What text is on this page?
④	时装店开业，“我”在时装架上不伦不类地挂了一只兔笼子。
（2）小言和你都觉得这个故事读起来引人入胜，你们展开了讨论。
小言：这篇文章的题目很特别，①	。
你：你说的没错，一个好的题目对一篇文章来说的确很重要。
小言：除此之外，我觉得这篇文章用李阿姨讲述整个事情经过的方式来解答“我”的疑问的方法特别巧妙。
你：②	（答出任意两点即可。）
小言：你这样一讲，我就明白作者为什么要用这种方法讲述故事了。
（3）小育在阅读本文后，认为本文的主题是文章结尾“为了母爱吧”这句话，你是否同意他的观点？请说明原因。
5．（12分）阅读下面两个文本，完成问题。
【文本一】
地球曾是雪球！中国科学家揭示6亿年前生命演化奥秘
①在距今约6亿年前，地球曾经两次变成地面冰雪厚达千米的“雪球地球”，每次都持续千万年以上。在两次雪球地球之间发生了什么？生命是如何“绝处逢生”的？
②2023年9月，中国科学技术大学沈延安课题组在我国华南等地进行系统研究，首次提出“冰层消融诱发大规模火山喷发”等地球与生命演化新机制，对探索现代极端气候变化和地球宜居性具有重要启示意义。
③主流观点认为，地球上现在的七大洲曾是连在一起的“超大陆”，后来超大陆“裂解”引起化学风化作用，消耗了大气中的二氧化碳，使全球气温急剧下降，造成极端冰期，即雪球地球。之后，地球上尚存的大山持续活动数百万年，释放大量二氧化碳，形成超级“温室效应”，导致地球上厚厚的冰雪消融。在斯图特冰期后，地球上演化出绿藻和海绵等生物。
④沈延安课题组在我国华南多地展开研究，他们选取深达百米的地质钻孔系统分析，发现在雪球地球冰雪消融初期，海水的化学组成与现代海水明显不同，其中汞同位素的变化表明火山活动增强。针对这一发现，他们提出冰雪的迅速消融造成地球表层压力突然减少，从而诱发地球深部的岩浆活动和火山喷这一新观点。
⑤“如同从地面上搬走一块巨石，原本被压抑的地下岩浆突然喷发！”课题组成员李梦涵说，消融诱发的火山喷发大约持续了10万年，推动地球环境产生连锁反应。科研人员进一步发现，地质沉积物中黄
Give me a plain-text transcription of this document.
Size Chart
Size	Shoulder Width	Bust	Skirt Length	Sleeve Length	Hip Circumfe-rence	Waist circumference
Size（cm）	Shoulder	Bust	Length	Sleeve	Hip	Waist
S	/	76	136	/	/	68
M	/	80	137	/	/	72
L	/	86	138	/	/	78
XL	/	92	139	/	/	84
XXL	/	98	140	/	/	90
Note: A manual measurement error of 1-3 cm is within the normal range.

---+---

_Exercise instructions_
Select all lines in the listing above where the word "Bust" appears, and show them.

_Reply_
Size	Shoulder Width	Bust	Skirt Length	Sleeve Length	Hip Circumfe-rence	Waist circumference
Size（cm）	Shoulder	Bust	Length	Sleeve	Hip	Waist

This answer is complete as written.